** begin Records provided **

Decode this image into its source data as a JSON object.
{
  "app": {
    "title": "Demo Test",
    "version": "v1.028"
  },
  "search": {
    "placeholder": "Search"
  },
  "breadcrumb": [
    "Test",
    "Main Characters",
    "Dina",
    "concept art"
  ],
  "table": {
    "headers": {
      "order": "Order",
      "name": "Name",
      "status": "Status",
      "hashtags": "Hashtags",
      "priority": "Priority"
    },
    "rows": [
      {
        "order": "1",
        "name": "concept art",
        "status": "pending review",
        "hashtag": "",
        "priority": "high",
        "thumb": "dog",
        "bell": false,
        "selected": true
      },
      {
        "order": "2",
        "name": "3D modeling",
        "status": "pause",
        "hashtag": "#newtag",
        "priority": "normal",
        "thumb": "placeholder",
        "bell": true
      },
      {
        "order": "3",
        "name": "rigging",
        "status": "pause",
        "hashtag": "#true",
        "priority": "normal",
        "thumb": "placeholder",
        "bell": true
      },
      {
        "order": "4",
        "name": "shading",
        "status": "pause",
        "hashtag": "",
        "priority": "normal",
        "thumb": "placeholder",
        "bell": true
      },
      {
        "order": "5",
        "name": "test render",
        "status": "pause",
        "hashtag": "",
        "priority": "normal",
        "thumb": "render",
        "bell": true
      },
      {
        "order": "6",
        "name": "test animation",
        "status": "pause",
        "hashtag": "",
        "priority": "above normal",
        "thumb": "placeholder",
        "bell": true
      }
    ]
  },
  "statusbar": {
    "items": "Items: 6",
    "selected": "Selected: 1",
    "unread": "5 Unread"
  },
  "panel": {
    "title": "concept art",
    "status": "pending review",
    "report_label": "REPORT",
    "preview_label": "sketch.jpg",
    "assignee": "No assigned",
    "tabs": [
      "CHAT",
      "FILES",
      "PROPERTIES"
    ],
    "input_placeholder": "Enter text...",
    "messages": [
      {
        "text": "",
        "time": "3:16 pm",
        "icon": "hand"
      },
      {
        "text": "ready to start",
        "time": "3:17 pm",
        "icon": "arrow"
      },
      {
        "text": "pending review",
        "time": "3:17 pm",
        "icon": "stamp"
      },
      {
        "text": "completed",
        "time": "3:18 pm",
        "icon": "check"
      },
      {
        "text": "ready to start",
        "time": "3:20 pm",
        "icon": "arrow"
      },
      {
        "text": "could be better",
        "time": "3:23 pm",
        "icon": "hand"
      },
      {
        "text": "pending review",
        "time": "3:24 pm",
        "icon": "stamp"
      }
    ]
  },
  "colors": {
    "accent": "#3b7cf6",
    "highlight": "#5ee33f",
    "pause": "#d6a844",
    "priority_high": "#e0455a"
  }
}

** end Records provided **

** Requirements **
Write out the entire listing exactly.

** Task output **
Decode this image into its source data as a JSON object.
{
  "app": {
    "title": "Demo Test",
    "version": "v1.028"
  },
  "search": {
    "placeholder": "Search"
  },
  "breadcrumb": [
    "Test",
    "Main Characters",
    "Dina",
    "concept art"
  ],
  "table": {
    "headers": {
      "order": "Order",
      "name": "Name",
      "status": "Status",
      "hashtags": "Hashtags",
      "priority": "Priority"
    },
    "rows": [
      {
        "order": "1",
        "name": "concept art",
        "status": "pending review",
        "hashtag": "",
        "priority": "high",
        "thumb": "dog",
        "bell": false,
        "selected": true
      },
      {
        "order": "2",
        "name": "3D modeling",
        "status": "pause",
        "hashtag": "#newtag",
        "priority": "normal",
        "thumb": "placeholder",
        "bell": true
      },
      {
        "order": "3",
        "name": "rigging",
        "status": "pause",
        "hashtag": "#true",
        "priority": "normal",
        "thumb": "placeholder",
        "bell": true
      },
      {
        "order": "4",
        "name": "shading",
        "status": "pause",
        "hashtag": "",
        "priority": "normal",
        "thumb": "placeholder",
        "bell": true
      },
      {
        "order": "5",
        "name": "test render",
        "status": "pause",
        "hashtag": "",
        "priority": "normal",
        "thumb": "render",
        "bell": true
      },
      {
        "order": "6",
        "name": "test animation",
        "status": "pause",
        "hashtag": "",
        "priority": "above normal",
        "thumb": "placeholder",
        "bell": true
      }
    ]
  },
  "statusbar": {
    "items": "Items: 6",
    "selected": "Selected: 1",
    "unread": "5 Unread"
  },
  "panel": {
    "title": "concept art",
    "status": "pending review",
    "report_label": "REPORT",
    "preview_label": "sketch.jpg",
    "assignee": "No assigned",
    "tabs": [
      "CHAT",
      "FILES",
      "PROPERTIES"
    ],
    "input_placeholder": "Enter text...",
    "messages": [
      {
        "text": "",
        "time": "3:16 pm",
        "icon": "hand"
      },
      {
        "text": "ready to start",
        "time": "3:17 pm",
        "icon": "arrow"
      },
      {
        "text": "pending review",
        "time": "3:17 pm",
        "icon": "stamp"
      },
      {
        "text": "completed",
        "time": "3:18 pm",
        "icon": "check"
      },
      {
        "text": "ready to start",
        "time": "3:20 pm",
        "icon": "arrow"
      },
      {
        "text": "could be better",
        "time": "3:23 pm",
        "icon": "hand"
      },
      {
        "text": "pending review",
        "time": "3:24 pm",
        "icon": "stamp"
      }
    ]
  },
  "colors": {
    "accent": "#3b7cf6",
    "highlight": "#5ee33f",
    "pause": "#d6a844",
    "priority_high": "#e0455a"
  }
}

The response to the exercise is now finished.